* MATERIAL FOR THIS TASK *

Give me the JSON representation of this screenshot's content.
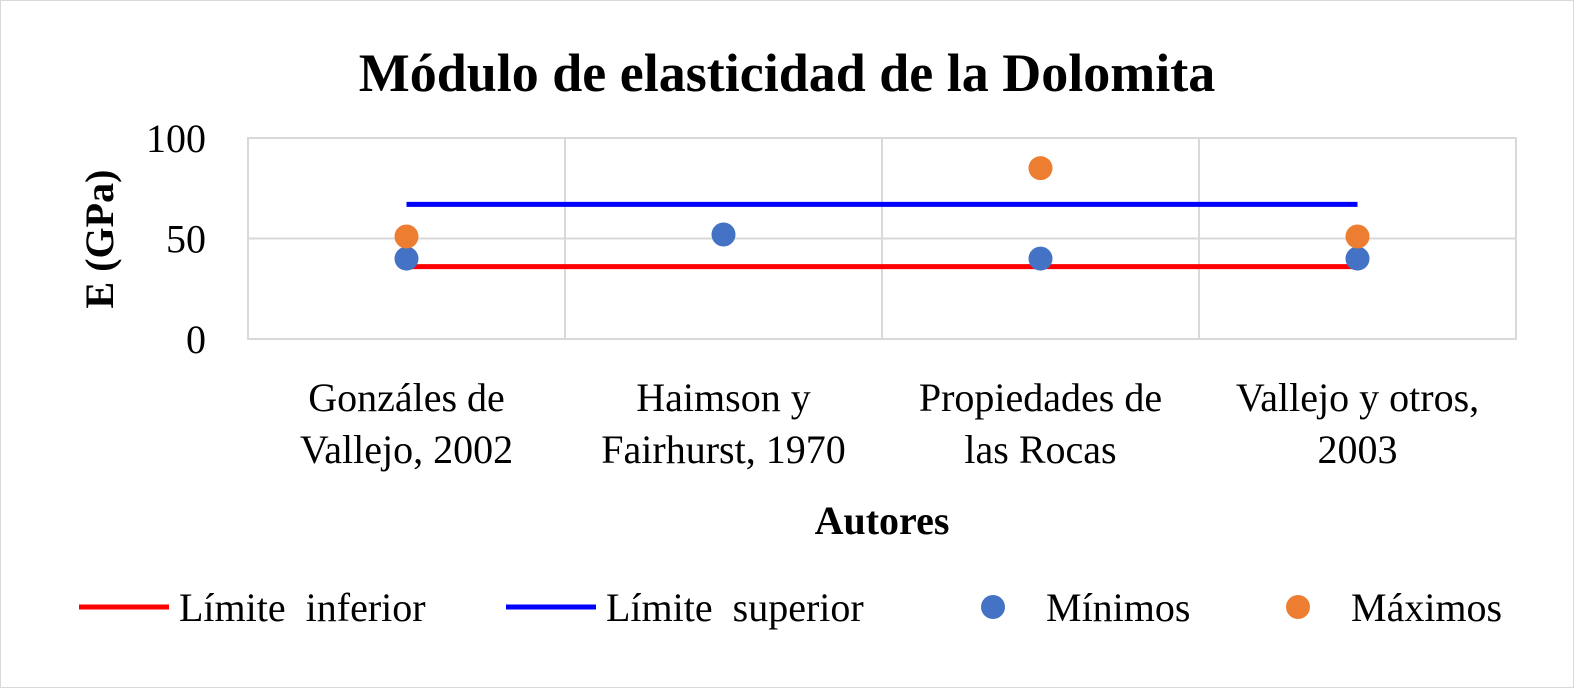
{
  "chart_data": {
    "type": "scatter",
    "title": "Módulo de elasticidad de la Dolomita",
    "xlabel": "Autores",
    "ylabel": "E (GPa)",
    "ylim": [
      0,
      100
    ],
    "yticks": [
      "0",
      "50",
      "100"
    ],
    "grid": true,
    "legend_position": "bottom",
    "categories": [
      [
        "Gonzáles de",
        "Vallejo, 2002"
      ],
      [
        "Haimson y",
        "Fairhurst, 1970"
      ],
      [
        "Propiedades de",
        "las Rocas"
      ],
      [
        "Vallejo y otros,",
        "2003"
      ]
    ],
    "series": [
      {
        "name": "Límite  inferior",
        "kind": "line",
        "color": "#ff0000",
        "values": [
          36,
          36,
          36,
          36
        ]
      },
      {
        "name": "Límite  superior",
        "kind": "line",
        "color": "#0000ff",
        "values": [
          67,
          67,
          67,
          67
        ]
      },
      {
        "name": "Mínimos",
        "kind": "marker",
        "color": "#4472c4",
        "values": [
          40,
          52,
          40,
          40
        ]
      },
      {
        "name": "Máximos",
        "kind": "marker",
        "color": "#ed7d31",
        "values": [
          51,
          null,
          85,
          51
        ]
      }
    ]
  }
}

...

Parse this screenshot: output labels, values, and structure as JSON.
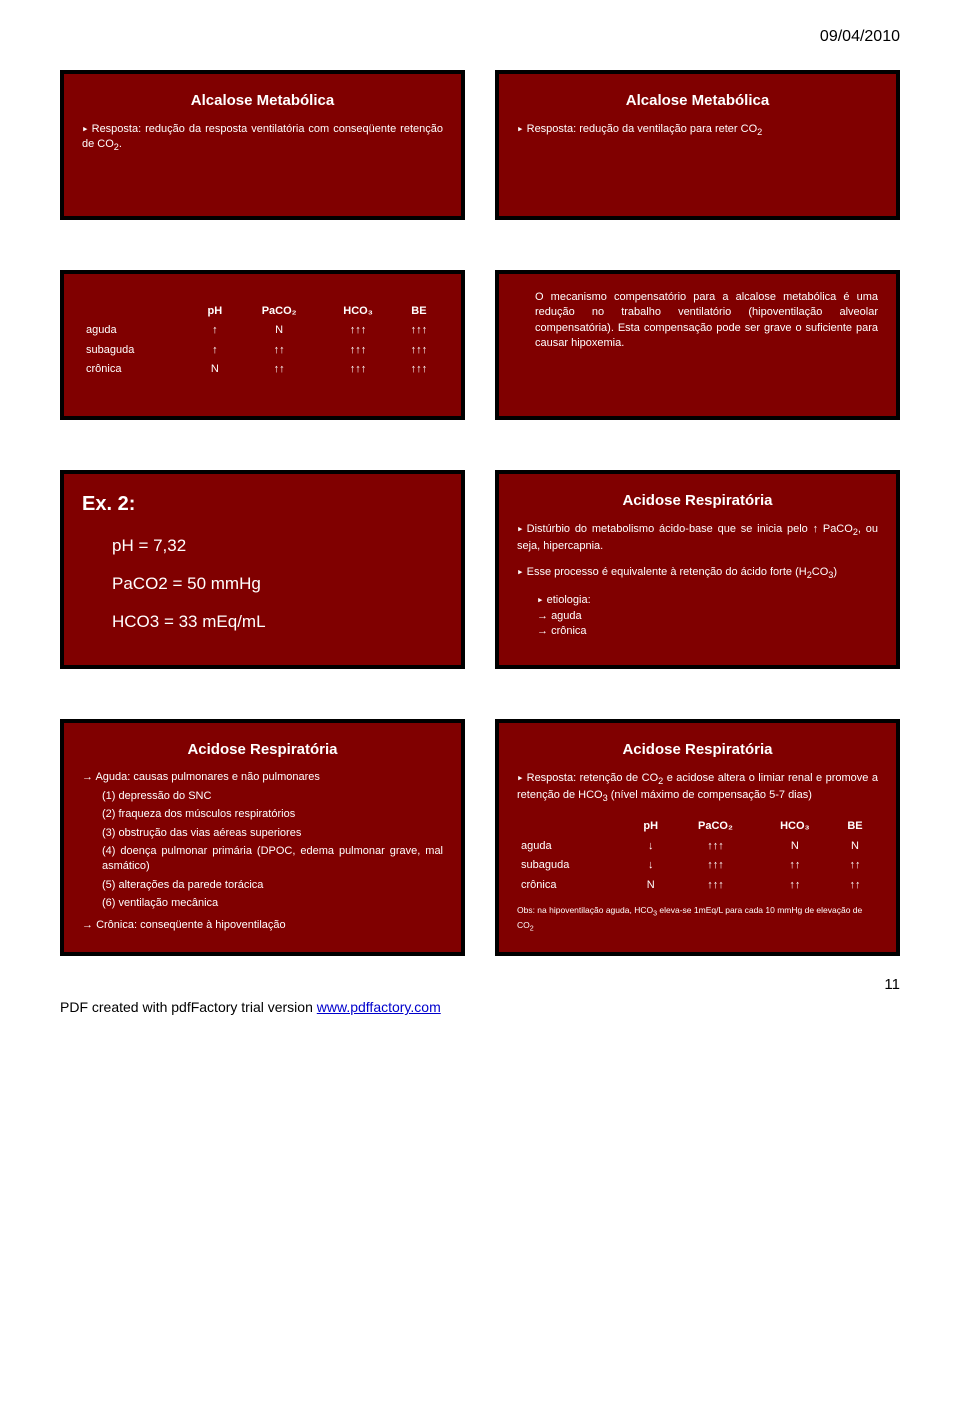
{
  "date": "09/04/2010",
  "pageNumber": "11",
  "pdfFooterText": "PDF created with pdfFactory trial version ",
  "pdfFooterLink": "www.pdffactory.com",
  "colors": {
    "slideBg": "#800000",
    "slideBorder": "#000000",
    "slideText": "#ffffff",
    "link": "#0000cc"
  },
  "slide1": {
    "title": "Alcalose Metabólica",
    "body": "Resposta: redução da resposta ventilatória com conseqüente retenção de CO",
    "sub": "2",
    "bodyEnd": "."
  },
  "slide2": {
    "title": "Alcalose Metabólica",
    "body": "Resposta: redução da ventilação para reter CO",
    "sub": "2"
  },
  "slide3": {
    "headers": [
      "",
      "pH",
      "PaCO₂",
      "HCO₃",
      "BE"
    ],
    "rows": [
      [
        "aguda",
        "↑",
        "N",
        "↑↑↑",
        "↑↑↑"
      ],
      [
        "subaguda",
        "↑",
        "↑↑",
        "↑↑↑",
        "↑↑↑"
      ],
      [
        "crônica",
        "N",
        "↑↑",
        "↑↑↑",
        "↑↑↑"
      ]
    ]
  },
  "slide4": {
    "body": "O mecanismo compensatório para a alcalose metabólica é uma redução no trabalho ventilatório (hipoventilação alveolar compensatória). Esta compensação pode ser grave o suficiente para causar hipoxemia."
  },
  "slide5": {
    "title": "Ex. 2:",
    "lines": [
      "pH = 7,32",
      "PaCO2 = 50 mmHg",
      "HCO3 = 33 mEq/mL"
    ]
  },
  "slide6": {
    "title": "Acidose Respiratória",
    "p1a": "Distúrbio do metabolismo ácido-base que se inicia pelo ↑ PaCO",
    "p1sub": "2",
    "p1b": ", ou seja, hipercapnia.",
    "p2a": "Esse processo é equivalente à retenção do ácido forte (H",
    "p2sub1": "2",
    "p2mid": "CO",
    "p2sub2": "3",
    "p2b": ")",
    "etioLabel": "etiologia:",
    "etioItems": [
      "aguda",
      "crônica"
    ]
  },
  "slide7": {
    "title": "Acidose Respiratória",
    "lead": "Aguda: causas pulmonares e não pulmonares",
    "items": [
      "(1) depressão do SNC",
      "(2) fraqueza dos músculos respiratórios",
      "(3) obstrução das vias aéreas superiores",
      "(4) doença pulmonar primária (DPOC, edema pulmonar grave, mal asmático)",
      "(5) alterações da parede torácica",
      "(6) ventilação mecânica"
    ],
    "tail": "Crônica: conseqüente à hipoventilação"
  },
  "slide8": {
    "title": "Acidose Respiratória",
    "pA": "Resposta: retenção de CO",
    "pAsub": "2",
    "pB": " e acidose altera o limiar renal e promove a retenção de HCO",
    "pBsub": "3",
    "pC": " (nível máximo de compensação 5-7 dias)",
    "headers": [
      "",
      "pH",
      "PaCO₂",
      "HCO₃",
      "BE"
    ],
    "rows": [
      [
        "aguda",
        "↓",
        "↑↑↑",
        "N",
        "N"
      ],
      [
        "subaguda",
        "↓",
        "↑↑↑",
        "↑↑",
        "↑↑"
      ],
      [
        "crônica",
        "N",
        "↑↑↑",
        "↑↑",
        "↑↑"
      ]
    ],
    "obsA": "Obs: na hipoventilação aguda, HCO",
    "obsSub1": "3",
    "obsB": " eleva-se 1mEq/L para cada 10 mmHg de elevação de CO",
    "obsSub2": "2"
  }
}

* GOAL OF THE EXERCISE *
Identify which lines contain the word "name" and copy each one.

* FULL RESPONSE *
        "name": "Límite  inferior",
        "name": "Límite  superior",
        "name": "Mínimos",
        "name": "Máximos",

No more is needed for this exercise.